> Task to carry out
Set down each entry exactly as given; pictures should not appear in the copy.

> Supplied entries

════════

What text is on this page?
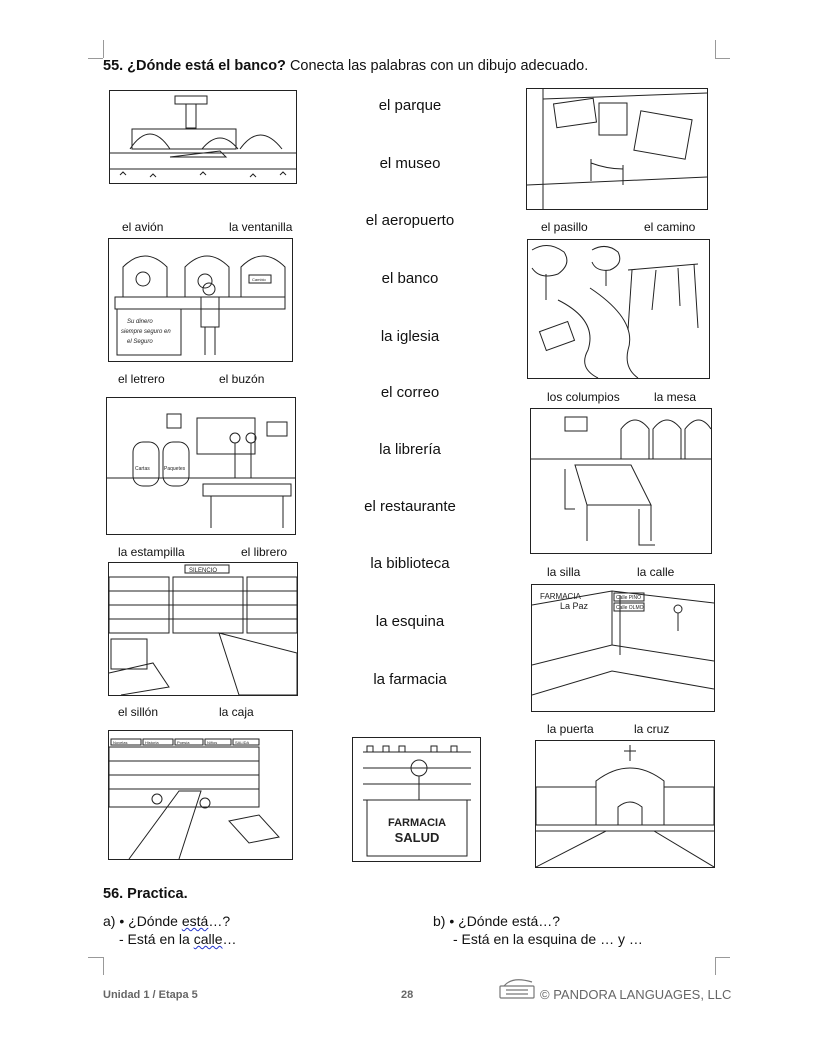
55. ¿Dónde está el banco? Conecta las palabras con un dibujo adecuado.
Cambio
Su dinero
siempre seguro en
el Seguro
Cartas	Paquetes
SILENCIO
Novelas	Historia	Poesía	Niños	SALIDA
el avión	la ventanilla
el letrero	el buzón
la estampilla	el librero
el sillón	la caja
el parque
el museo
el aeropuerto
el banco
la iglesia
el correo
la librería
el restaurante
la biblioteca
la esquina
la farmacia
FARMACIA
SALUD
FARMACIA
La Paz
Calle PINO
Calle OLMO
el pasillo	el camino
los columpios	la mesa
la silla	la calle
la puerta	la cruz
56. Practica.
a) • ¿Dónde está…?
- Está en la calle…
b) • ¿Dónde está…?
- Está en la esquina de … y …
Unidad 1 / Etapa 5	28	© PANDORA LANGUAGES, LLC
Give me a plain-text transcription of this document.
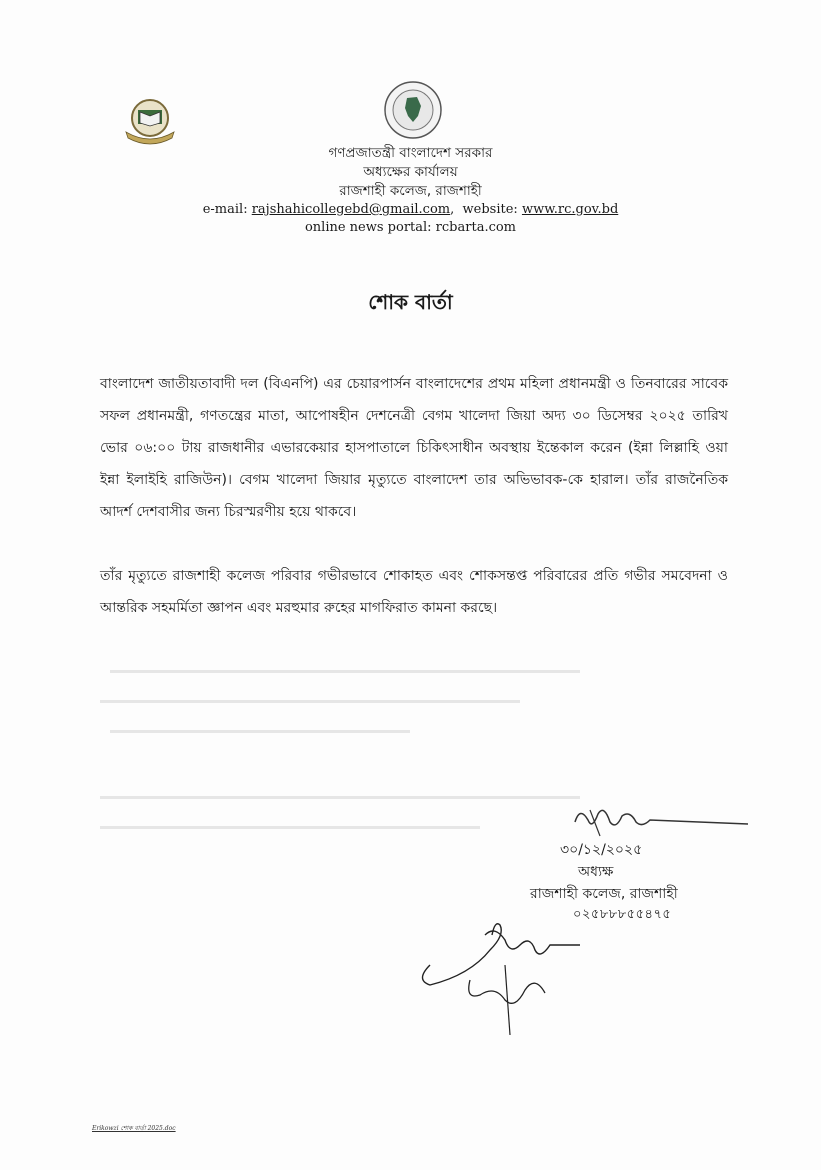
গণপ্রজাতন্ত্রী বাংলাদেশ সরকার
অধ্যক্ষের কার্যালয়
রাজশাহী কলেজ, রাজশাহী
e-mail: rajshahicollegebd@gmail.com,  website: www.rc.gov.bd
online news portal: rcbarta.com
শোক বার্তা
বাংলাদেশ জাতীয়তাবাদী দল (বিএনপি) এর চেয়ারপার্সন বাংলাদেশের প্রথম মহিলা প্রধানমন্ত্রী ও তিনবারের সাবেক সফল প্রধানমন্ত্রী, গণতন্ত্রের মাতা, আপোষহীন দেশনেত্রী বেগম খালেদা জিয়া অদ্য ৩০ ডিসেম্বর ২০২৫ তারিখ ভোর ০৬:০০ টায় রাজধানীর এভারকেয়ার হাসপাতালে চিকিৎসাধীন অবস্থায় ইন্তেকাল করেন (ইন্না লিল্লাহি ওয়া ইন্না ইলাইহি রাজিউন)। বেগম খালেদা জিয়ার মৃত্যুতে বাংলাদেশ তার অভিভাবক-কে হারাল। তাঁর রাজনৈতিক আদর্শ দেশবাসীর জন্য চিরস্মরণীয় হয়ে থাকবে।
তাঁর মৃত্যুতে রাজশাহী কলেজ পরিবার গভীরভাবে শোকাহত এবং শোকসন্তপ্ত পরিবারের প্রতি গভীর সমবেদনা ও আন্তরিক সহমর্মিতা জ্ঞাপন এবং মরহুমার রুহের মাগফিরাত কামনা করছে।
৩০/১২/২০২৫
অধ্যক্ষ
রাজশাহী কলেজ, রাজশাহী
০২৫৮৮৮৫৫৪৭৫
Erikowzi শোক বার্তা 2025.doc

════════

> Task result
What text is on this page?
55. ¿Dónde está el banco? Conecta las palabras con un dibujo adecuado.
Cambio
Su dinero
siempre seguro en
el Seguro
Cartas	Paquetes
SILENCIO
Novelas	Historia	Poesía	Niños	SALIDA
el avión	la ventanilla
el letrero	el buzón
la estampilla	el librero
el sillón	la caja
el parque
el museo
el aeropuerto
el banco
la iglesia
el correo
la librería
el restaurante
la biblioteca
la esquina
la farmacia
FARMACIA
SALUD
FARMACIA
La Paz
Calle PINO
Calle OLMO
el pasillo	el camino
los columpios	la mesa
la silla	la calle
la puerta	la cruz
56. Practica.
a) • ¿Dónde está…?
- Está en la calle…
b) • ¿Dónde está…?
- Está en la esquina de … y …
Unidad 1 / Etapa 5	28	© PANDORA LANGUAGES, LLC
Give me a plain-text transcription of this document.
গণপ্রজাতন্ত্রী বাংলাদেশ সরকার
অধ্যক্ষের কার্যালয়
রাজশাহী কলেজ, রাজশাহী
e-mail: rajshahicollegebd@gmail.com,  website: www.rc.gov.bd
online news portal: rcbarta.com
শোক বার্তা
বাংলাদেশ জাতীয়তাবাদী দল (বিএনপি) এর চেয়ারপার্সন বাংলাদেশের প্রথম মহিলা প্রধানমন্ত্রী ও তিনবারের সাবেক সফল প্রধানমন্ত্রী, গণতন্ত্রের মাতা, আপোষহীন দেশনেত্রী বেগম খালেদা জিয়া অদ্য ৩০ ডিসেম্বর ২০২৫ তারিখ ভোর ০৬:০০ টায় রাজধানীর এভারকেয়ার হাসপাতালে চিকিৎসাধীন অবস্থায় ইন্তেকাল করেন (ইন্না লিল্লাহি ওয়া ইন্না ইলাইহি রাজিউন)। বেগম খালেদা জিয়ার মৃত্যুতে বাংলাদেশ তার অভিভাবক-কে হারাল। তাঁর রাজনৈতিক আদর্শ দেশবাসীর জন্য চিরস্মরণীয় হয়ে থাকবে।
তাঁর মৃত্যুতে রাজশাহী কলেজ পরিবার গভীরভাবে শোকাহত এবং শোকসন্তপ্ত পরিবারের প্রতি গভীর সমবেদনা ও আন্তরিক সহমর্মিতা জ্ঞাপন এবং মরহুমার রুহের মাগফিরাত কামনা করছে।
৩০/১২/২০২৫
অধ্যক্ষ
রাজশাহী কলেজ, রাজশাহী
০২৫৮৮৮৫৫৪৭৫
Erikowzi শোক বার্তা 2025.doc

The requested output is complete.